Collected data entries:
* * * *
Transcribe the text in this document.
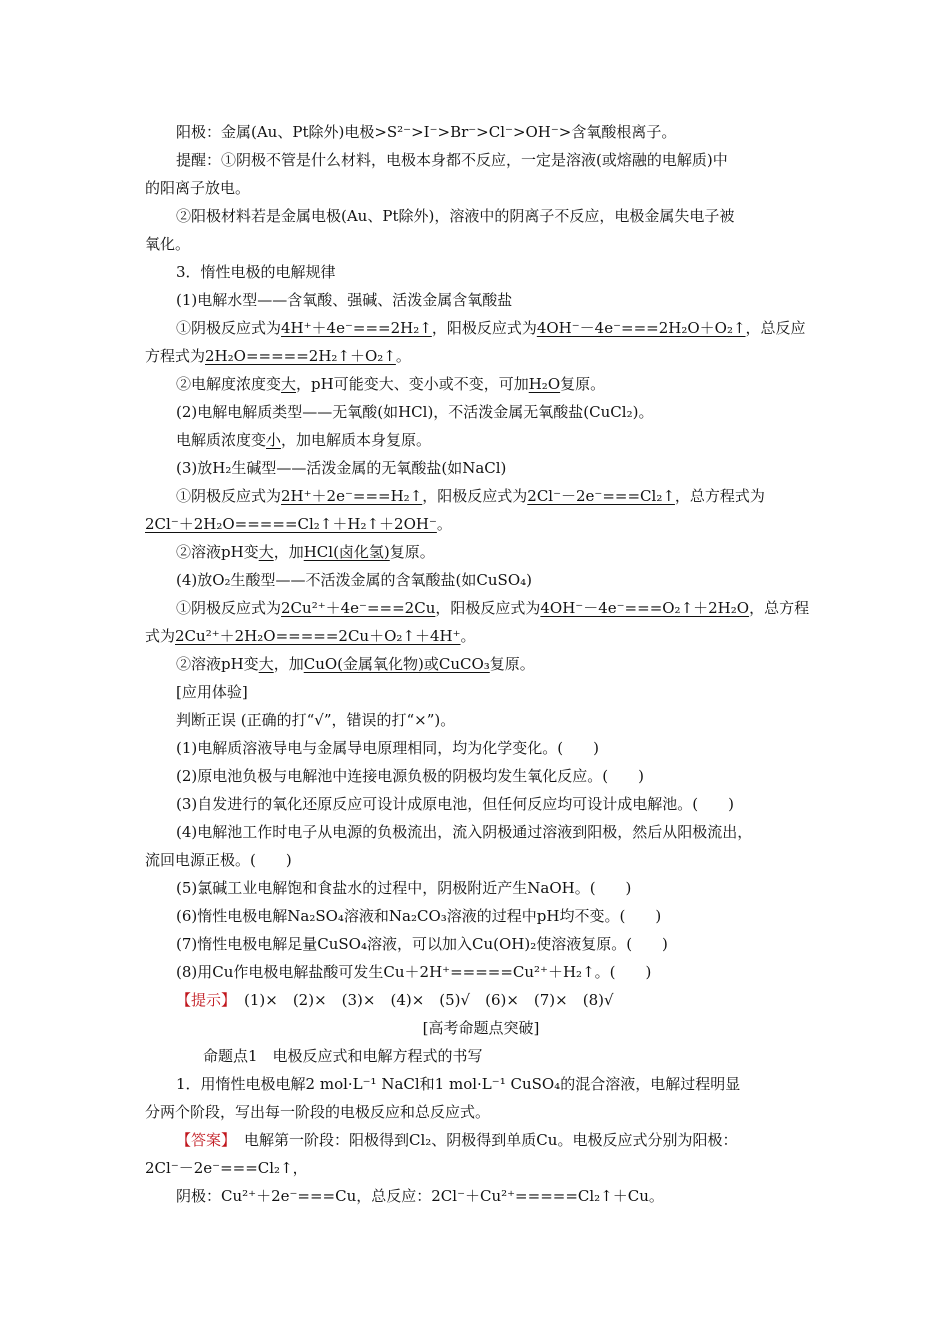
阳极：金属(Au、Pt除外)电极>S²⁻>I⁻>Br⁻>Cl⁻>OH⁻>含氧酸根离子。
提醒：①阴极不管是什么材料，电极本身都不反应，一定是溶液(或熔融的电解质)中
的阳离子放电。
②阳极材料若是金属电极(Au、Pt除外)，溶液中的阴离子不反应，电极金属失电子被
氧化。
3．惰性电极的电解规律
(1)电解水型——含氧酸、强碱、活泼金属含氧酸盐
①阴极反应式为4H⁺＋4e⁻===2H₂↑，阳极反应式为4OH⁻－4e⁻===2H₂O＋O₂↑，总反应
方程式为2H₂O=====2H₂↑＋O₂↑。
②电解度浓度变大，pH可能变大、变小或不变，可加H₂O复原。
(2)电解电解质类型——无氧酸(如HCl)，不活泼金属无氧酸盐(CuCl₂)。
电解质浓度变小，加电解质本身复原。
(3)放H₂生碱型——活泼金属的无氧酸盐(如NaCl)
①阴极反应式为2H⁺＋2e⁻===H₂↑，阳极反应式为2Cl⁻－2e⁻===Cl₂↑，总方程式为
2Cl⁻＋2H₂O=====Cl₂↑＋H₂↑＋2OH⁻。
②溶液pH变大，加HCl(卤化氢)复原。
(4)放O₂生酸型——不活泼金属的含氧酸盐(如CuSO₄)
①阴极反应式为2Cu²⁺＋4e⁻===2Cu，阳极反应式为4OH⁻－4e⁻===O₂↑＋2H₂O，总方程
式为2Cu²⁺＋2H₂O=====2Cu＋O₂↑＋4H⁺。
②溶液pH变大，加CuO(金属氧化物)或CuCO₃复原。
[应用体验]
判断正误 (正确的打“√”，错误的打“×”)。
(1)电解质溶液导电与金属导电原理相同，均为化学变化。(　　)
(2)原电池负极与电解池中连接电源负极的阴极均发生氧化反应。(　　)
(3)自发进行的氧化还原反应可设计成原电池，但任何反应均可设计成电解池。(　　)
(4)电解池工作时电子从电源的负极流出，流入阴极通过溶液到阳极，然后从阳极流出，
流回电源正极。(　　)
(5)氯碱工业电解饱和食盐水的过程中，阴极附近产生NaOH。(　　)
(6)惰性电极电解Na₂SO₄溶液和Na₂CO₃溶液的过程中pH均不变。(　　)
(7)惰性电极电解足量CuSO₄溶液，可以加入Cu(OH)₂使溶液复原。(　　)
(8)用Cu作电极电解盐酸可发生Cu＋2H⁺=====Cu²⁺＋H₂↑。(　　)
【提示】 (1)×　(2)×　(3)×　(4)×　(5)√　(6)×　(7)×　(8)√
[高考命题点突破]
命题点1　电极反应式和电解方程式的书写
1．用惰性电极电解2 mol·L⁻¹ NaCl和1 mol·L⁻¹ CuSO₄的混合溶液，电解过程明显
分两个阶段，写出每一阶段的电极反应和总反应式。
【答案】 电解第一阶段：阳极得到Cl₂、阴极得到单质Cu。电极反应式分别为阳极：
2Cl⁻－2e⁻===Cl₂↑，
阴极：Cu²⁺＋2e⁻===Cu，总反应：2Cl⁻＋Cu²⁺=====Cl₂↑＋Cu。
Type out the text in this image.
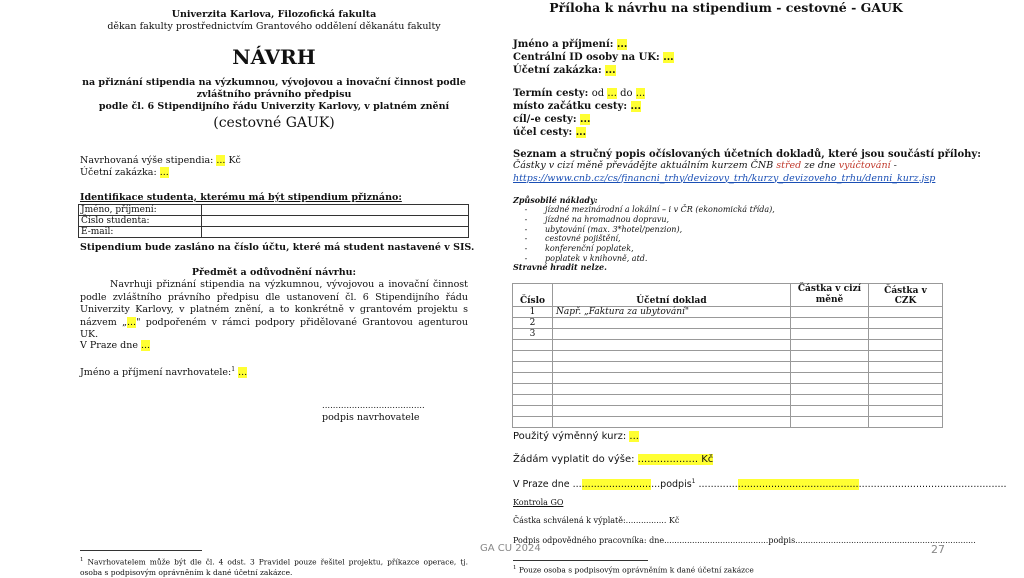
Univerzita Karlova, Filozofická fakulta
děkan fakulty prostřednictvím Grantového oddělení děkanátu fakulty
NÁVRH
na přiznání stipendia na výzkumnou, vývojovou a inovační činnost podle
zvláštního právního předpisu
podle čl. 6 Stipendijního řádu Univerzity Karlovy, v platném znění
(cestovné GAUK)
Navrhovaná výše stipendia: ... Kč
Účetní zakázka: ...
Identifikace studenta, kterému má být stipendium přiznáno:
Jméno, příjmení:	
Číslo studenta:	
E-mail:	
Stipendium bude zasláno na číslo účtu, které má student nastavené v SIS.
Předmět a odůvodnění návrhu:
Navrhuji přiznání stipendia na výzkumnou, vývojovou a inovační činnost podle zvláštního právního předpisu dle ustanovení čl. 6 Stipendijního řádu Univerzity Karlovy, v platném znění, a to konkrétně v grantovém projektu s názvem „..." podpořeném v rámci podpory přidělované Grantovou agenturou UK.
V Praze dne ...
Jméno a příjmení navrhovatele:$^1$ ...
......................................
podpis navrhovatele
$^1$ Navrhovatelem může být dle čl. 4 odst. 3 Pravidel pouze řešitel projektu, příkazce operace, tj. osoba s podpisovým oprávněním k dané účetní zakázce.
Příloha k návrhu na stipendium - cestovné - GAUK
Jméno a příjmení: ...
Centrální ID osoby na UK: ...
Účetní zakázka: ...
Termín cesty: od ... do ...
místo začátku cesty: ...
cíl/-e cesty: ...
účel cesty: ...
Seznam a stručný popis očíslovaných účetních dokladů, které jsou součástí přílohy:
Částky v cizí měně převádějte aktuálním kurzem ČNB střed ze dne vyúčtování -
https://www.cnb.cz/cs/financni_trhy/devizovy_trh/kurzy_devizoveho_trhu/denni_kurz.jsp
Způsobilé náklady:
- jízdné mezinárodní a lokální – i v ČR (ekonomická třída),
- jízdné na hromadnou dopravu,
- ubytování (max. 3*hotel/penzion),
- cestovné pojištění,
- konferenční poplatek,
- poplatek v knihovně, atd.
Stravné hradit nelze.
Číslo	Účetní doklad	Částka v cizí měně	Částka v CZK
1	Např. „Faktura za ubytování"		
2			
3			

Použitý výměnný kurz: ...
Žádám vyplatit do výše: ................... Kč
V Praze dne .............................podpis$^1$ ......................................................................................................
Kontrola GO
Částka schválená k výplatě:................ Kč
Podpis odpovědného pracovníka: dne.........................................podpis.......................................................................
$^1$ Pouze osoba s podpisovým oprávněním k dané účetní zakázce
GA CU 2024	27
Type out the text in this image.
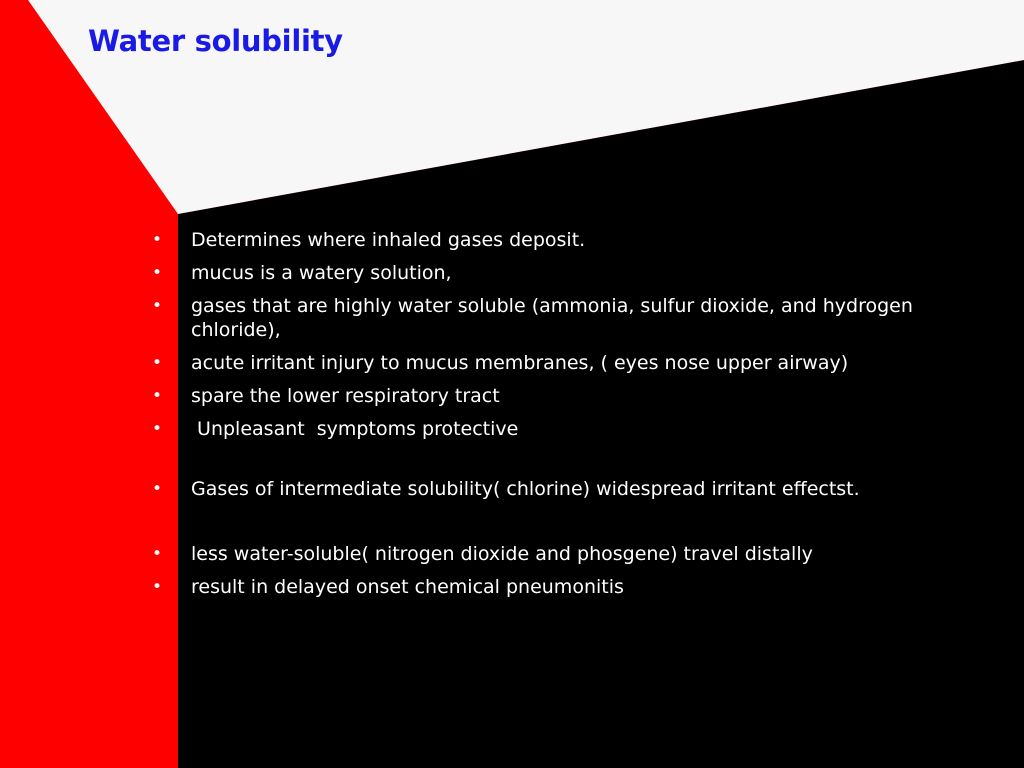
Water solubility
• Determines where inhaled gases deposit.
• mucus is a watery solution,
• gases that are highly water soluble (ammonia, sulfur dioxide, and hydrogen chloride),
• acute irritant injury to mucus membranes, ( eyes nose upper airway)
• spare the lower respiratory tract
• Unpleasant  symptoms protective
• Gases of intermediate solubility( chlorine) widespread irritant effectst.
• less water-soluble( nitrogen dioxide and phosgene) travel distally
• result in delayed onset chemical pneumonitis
* * * *
**PROBLEM TO SOLVE**
Check each line of the records above for the string "přiznání", and report every line that has it.

**PROBLEM SOLUTION**
na přiznání stipendia na výzkumnou, vývojovou a inovační činnost podle
Navrhuji přiznání stipendia na výzkumnou, vývojovou a inovační činnost podle zvláštního právního předpisu dle ustanovení čl. 6 Stipendijního řádu Univerzity Karlovy, v platném znění, a to konkrétně v grantovém projektu s názvem „..." podpořeném v rámci podpory přidělované Grantovou agenturou UK.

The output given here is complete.